• _Request_:
Write the material out again, line by line, exactly as it is.

============================================================

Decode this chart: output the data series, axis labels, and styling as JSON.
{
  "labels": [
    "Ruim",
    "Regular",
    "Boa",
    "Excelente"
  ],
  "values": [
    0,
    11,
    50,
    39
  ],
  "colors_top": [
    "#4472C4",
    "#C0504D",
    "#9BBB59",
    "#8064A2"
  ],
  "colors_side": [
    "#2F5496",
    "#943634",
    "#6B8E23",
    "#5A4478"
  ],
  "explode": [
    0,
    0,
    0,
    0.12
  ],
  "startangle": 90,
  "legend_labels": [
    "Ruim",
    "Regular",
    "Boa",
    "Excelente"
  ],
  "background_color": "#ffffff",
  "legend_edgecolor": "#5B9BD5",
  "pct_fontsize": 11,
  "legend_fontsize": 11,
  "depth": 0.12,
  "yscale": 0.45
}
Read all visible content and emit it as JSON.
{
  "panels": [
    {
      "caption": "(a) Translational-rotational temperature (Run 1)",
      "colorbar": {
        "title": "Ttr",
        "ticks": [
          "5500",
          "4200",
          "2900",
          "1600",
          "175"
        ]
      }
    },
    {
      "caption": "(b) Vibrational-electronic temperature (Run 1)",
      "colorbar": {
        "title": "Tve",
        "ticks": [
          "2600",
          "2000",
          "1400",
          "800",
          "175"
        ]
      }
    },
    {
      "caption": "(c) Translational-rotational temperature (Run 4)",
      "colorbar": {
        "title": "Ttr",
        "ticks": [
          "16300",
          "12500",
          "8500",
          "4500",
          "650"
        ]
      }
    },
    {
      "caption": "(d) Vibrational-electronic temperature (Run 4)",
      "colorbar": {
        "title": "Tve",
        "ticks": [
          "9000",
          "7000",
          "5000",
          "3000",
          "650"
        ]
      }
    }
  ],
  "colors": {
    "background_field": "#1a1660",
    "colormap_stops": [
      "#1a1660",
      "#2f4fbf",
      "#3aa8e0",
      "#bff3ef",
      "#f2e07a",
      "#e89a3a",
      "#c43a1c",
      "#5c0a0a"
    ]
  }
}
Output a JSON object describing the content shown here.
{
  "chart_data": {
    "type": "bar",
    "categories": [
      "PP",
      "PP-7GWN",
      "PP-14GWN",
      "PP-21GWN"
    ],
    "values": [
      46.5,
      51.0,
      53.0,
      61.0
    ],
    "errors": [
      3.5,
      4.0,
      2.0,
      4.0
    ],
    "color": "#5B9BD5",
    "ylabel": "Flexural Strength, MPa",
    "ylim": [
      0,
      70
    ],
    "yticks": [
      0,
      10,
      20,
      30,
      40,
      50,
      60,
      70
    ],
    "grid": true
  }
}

============================================================

• _Completed task_:
Decode this chart: output the data series, axis labels, and styling as JSON.
{
  "labels": [
    "Ruim",
    "Regular",
    "Boa",
    "Excelente"
  ],
  "values": [
    0,
    11,
    50,
    39
  ],
  "colors_top": [
    "#4472C4",
    "#C0504D",
    "#9BBB59",
    "#8064A2"
  ],
  "colors_side": [
    "#2F5496",
    "#943634",
    "#6B8E23",
    "#5A4478"
  ],
  "explode": [
    0,
    0,
    0,
    0.12
  ],
  "startangle": 90,
  "legend_labels": [
    "Ruim",
    "Regular",
    "Boa",
    "Excelente"
  ],
  "background_color": "#ffffff",
  "legend_edgecolor": "#5B9BD5",
  "pct_fontsize": 11,
  "legend_fontsize": 11,
  "depth": 0.12,
  "yscale": 0.45
}
Read all visible content and emit it as JSON.
{
  "panels": [
    {
      "caption": "(a) Translational-rotational temperature (Run 1)",
      "colorbar": {
        "title": "Ttr",
        "ticks": [
          "5500",
          "4200",
          "2900",
          "1600",
          "175"
        ]
      }
    },
    {
      "caption": "(b) Vibrational-electronic temperature (Run 1)",
      "colorbar": {
        "title": "Tve",
        "ticks": [
          "2600",
          "2000",
          "1400",
          "800",
          "175"
        ]
      }
    },
    {
      "caption": "(c) Translational-rotational temperature (Run 4)",
      "colorbar": {
        "title": "Ttr",
        "ticks": [
          "16300",
          "12500",
          "8500",
          "4500",
          "650"
        ]
      }
    },
    {
      "caption": "(d) Vibrational-electronic temperature (Run 4)",
      "colorbar": {
        "title": "Tve",
        "ticks": [
          "9000",
          "7000",
          "5000",
          "3000",
          "650"
        ]
      }
    }
  ],
  "colors": {
    "background_field": "#1a1660",
    "colormap_stops": [
      "#1a1660",
      "#2f4fbf",
      "#3aa8e0",
      "#bff3ef",
      "#f2e07a",
      "#e89a3a",
      "#c43a1c",
      "#5c0a0a"
    ]
  }
}
Output a JSON object describing the content shown here.
{
  "chart_data": {
    "type": "bar",
    "categories": [
      "PP",
      "PP-7GWN",
      "PP-14GWN",
      "PP-21GWN"
    ],
    "values": [
      46.5,
      51.0,
      53.0,
      61.0
    ],
    "errors": [
      3.5,
      4.0,
      2.0,
      4.0
    ],
    "color": "#5B9BD5",
    "ylabel": "Flexural Strength, MPa",
    "ylim": [
      0,
      70
    ],
    "yticks": [
      0,
      10,
      20,
      30,
      40,
      50,
      60,
      70
    ],
    "grid": true
  }
}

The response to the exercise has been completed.